Vorliegender Text
■ ■ ■ ■ ■

Lisa Kleypas: Roulette des Herzens

Nachdem Irina es sich zur Aufgabe gemacht hat, mich von einigen ihrer Lieblingsautorinnen zu überzeugen, wird es hier in den nächsten Wochen vermehrt Texte zu Liebesromanen geben. Den Anfang macht „Roulette des Herzens“ von Lisa Kleypas – und ich muss zugeben, dass ich die Cover der „Historical Gold“-Hefte des Cora-Verlags nicht besonders schön finde. 😉 Aber dafür hat mir die Handlung wirklich gut gefallen und darauf kommt es schließlich an.

Hauptpersonen dieser Geschichte sind die etwas naive aber erfolgreiche Schriftstellerin Sara Rose Fielding und der berüchtigte Derek Craven. Sara ist ein Mädchen vom Land, wurde aber von ihren etwas älteren Eltern zur Unabhängigkeit erzogen. Sie hat ihren ganz eigenen Willen und verdient sich mit dem Schreiben von Romanen etwas dazu. Dabei geht es ihr weniger um das Geld, dass sie für ihre Werke bekommt, auch wenn es ihr und ihren Eltern zu so manch kleiner Annehmlichkeit verhilft, Sara hat einfach das Bedürfnis zu schreiben.

■ ■ ■ ■ ■

Ausgangsmaterial

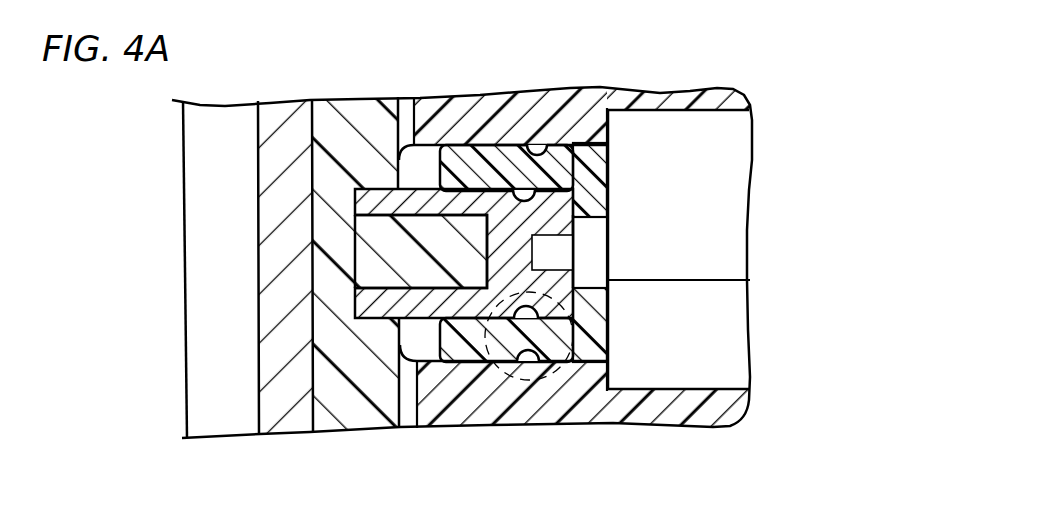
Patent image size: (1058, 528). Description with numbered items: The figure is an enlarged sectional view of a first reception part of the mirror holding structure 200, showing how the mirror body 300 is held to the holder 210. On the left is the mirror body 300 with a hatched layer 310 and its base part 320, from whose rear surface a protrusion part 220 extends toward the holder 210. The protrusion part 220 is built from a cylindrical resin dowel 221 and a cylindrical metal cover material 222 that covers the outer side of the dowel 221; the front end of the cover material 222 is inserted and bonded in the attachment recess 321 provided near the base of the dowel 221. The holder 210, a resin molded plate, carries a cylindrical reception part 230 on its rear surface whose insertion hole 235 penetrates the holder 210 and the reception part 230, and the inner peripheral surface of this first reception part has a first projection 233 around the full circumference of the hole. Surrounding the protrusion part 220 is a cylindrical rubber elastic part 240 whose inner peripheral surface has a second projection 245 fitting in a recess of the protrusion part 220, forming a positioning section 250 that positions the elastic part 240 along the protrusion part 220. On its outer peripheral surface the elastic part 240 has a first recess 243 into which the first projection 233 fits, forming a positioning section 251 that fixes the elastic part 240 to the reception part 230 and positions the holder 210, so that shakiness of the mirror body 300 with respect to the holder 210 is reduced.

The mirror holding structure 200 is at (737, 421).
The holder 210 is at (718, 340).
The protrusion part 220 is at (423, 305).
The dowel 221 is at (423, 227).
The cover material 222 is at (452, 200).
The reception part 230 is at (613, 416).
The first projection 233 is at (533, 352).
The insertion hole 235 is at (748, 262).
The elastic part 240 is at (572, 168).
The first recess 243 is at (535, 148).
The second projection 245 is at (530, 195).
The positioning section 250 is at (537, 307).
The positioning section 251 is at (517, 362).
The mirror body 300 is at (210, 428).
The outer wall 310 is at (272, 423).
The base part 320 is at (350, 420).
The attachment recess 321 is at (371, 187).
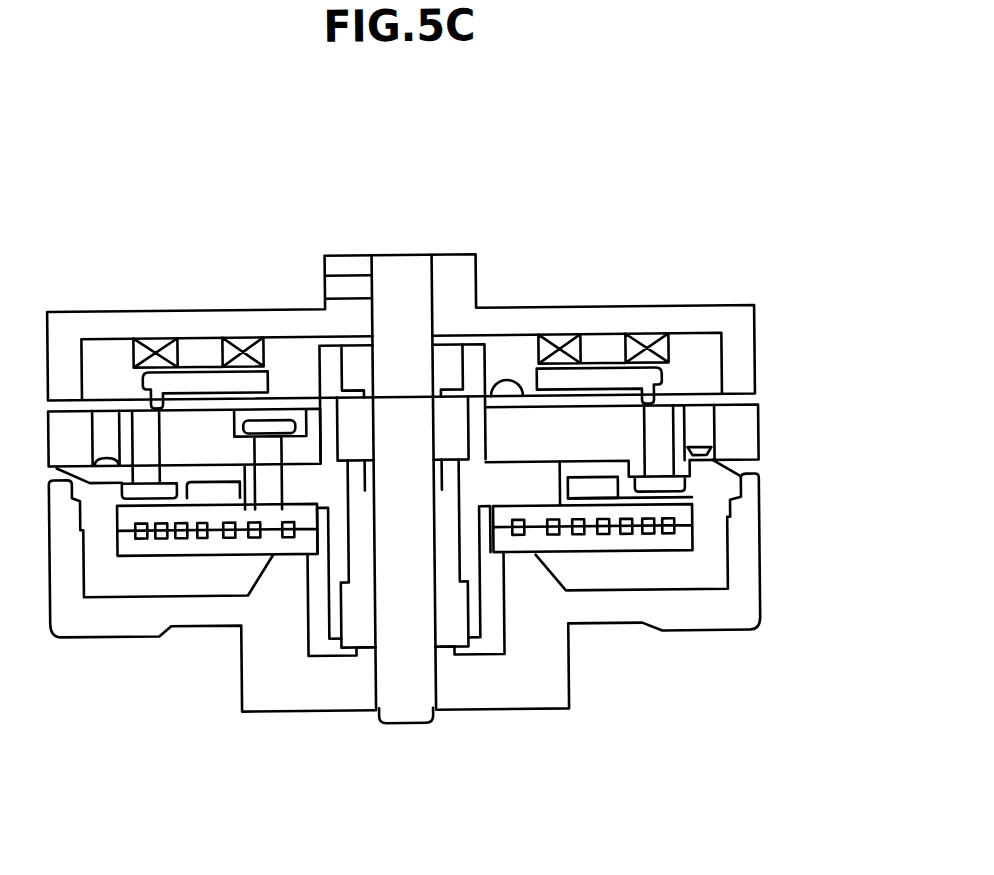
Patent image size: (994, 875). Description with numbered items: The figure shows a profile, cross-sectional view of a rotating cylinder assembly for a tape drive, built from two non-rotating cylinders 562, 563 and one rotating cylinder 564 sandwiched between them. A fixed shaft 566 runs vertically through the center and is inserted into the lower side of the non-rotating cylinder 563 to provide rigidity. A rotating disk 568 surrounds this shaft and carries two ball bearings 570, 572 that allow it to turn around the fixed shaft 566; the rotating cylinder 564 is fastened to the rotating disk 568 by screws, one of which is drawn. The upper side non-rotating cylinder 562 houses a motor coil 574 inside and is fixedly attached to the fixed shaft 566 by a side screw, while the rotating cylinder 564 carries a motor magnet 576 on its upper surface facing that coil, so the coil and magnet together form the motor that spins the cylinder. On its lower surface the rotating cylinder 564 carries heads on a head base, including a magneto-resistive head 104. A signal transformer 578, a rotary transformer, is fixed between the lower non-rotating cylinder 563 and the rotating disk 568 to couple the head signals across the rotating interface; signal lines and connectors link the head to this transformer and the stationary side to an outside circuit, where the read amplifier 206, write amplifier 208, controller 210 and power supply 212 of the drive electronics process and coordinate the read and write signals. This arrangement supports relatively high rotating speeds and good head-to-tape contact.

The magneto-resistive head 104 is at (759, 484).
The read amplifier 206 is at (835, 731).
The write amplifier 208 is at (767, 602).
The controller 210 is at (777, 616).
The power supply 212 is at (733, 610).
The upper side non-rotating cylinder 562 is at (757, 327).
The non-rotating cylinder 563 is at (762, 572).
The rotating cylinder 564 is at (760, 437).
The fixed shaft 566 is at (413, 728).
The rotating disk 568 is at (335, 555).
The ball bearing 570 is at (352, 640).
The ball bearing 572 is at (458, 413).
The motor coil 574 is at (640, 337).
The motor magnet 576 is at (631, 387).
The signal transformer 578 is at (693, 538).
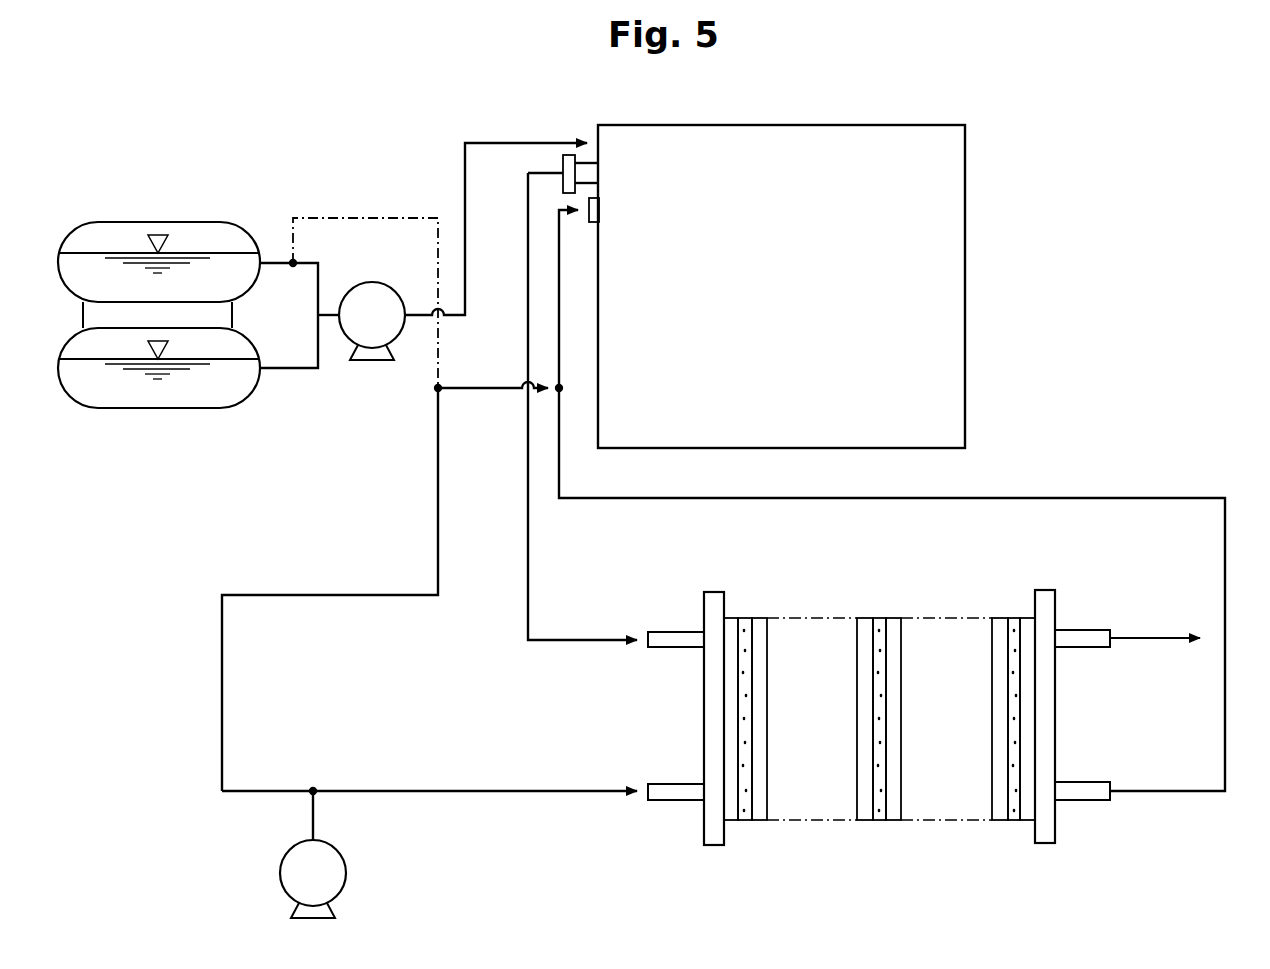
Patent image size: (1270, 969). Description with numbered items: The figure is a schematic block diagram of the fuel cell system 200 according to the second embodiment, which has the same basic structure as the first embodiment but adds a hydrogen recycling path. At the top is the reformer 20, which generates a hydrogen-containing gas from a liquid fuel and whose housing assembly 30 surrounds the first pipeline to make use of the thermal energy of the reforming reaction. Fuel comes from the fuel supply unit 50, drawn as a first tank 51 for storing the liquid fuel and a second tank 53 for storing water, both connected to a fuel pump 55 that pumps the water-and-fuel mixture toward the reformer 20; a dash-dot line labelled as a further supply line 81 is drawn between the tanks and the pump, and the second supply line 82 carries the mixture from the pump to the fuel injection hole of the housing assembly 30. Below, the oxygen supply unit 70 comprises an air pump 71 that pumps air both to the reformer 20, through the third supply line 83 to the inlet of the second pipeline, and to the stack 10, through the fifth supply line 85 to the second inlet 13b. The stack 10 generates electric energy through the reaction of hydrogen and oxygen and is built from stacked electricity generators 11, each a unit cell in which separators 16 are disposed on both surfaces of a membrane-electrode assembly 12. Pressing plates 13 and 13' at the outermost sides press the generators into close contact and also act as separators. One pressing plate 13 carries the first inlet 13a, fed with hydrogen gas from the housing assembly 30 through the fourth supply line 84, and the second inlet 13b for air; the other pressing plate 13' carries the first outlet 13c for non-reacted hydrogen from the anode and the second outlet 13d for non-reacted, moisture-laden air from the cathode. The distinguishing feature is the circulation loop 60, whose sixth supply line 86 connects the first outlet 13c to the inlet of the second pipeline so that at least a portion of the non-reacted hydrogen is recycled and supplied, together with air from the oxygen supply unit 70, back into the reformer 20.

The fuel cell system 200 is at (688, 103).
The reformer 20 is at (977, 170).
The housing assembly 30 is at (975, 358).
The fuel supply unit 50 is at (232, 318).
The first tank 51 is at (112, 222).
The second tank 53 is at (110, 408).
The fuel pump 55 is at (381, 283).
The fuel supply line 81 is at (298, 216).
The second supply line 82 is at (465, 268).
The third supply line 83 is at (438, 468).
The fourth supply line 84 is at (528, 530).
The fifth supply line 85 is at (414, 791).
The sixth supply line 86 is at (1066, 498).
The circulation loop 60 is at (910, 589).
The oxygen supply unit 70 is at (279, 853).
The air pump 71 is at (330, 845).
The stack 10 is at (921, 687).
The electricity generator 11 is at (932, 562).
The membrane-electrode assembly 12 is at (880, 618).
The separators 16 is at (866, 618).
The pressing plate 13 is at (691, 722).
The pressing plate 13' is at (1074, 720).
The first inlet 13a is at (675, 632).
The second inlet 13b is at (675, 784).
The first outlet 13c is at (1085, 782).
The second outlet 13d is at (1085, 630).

■ ■ ■ ■ ■

Die Aufgaben
**A)** Schreiben Sie die Zeilen der Auflistung vom Anfang bis einschließlich der Zeile mit „The mirror body 300 is at (210, 428).“ unverändert ab, lassen Sie dabei aber die Bilder weg.
**B)** Schreiben Sie die Besprechung des Romans „Roulette des Herzens“ nach ihrem letzten Satz weiter.
Der Text und die Auflistung sind voneinander unabhängiges Material.

Antworten je Aufgabe
**A)**
Patent image size: (1058, 528). Description with numbered items: The figure is an enlarged sectional view of a first reception part of the mirror holding structure 200, showing how the mirror body 300 is held to the holder 210. On the left is the mirror body 300 with a hatched layer 310 and its base part 320, from whose rear surface a protrusion part 220 extends toward the holder 210. The protrusion part 220 is built from a cylindrical resin dowel 221 and a cylindrical metal cover material 222 that covers the outer side of the dowel 221; the front end of the cover material 222 is inserted and bonded in the attachment recess 321 provided near the base of the dowel 221. The holder 210, a resin molded plate, carries a cylindrical reception part 230 on its rear surface whose insertion hole 235 penetrates the holder 210 and the reception part 230, and the inner peripheral surface of this first reception part has a first projection 233 around the full circumference of the hole. Surrounding the protrusion part 220 is a cylindrical rubber elastic part 240 whose inner peripheral surface has a second projection 245 fitting in a recess of the protrusion part 220, forming a positioning section 250 that positions the elastic part 240 along the protrusion part 220. On its outer peripheral surface the elastic part 240 has a first recess 243 into which the first projection 233 fits, forming a positioning section 251 that fixes the elastic part 240 to the reception part 230 and positions the holder 210, so that shakiness of the mirror body 300 with respect to the holder 210 is reduced.

The mirror holding structure 200 is at (737, 421).
The holder 210 is at (718, 340).
The protrusion part 220 is at (423, 305).
The dowel 221 is at (423, 227).
The cover material 222 is at (452, 200).
The reception part 230 is at (613, 416).
The first projection 233 is at (533, 352).
The insertion hole 235 is at (748, 262).
The elastic part 240 is at (572, 168).
The first recess 243 is at (535, 148).
The second projection 245 is at (530, 195).
The positioning section 250 is at (537, 307).
The positioning section 251 is at (517, 362).
The mirror body 300 is at (210, 428).

**B)**
Ungewöhnlichweise beschäftigt sich Sara in ihren Romanen mit Prostitution und anderen Dingen, die eine ehrbare Dame nicht kennen sollte. Für ihr nächstes Projekt ist es erforderlich, dass die Autorin Recherchen in den Spielhöllen Londons betreibt, denn nur wenn sie vor Ort erfahren hat, wie es dort zugeht, kann sie ihre Geschichten auch authentisch anlegen. Doch so behütet wie Sara aufgewachsen ist, kommt ihr nicht in den Sinn, dass sie sich bei all ihren Unternehmungen auch mal in Gefahr bringt – obwohl sie zur Sicherheit eine kleine Pistole mit sich führt.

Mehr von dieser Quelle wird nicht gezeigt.